Your goal — Locate each line holding the string "filename" and copy it.

[Start Material]

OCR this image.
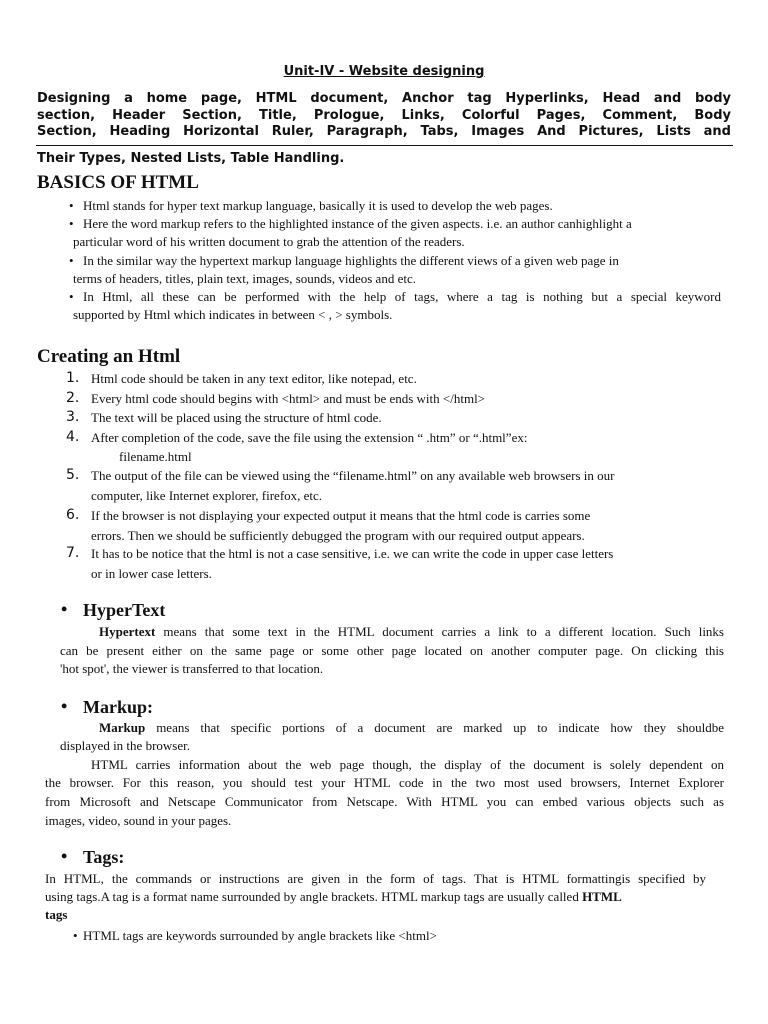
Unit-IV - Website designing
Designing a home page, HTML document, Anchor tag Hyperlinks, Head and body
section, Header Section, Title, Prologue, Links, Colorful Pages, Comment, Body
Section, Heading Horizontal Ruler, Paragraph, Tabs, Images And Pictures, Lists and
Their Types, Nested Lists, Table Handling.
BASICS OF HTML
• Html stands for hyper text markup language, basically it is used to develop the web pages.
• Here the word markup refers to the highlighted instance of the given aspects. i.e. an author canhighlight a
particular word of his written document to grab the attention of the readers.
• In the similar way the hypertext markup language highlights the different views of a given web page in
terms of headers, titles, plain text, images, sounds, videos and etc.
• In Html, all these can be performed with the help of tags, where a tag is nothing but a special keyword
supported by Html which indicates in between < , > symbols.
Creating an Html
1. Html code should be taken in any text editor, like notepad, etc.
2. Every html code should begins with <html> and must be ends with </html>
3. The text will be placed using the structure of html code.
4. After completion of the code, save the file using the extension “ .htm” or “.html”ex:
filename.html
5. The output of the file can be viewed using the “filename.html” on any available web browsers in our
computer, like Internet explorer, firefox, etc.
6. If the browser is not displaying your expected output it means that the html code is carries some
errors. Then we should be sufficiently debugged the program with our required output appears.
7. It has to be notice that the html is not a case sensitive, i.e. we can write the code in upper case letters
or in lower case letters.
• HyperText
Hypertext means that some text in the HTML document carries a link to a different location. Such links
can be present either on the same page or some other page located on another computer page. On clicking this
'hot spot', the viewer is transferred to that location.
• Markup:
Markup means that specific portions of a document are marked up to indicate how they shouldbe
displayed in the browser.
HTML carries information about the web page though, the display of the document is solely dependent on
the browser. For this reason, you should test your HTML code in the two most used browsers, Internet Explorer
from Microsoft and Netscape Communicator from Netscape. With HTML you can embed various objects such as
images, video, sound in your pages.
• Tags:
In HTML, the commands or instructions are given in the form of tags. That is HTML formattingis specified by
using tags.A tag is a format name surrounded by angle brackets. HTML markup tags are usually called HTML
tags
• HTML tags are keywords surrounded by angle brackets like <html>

[End Material]

Result of the task —
filename.html
5. The output of the file can be viewed using the “filename.html” on any available web browsers in our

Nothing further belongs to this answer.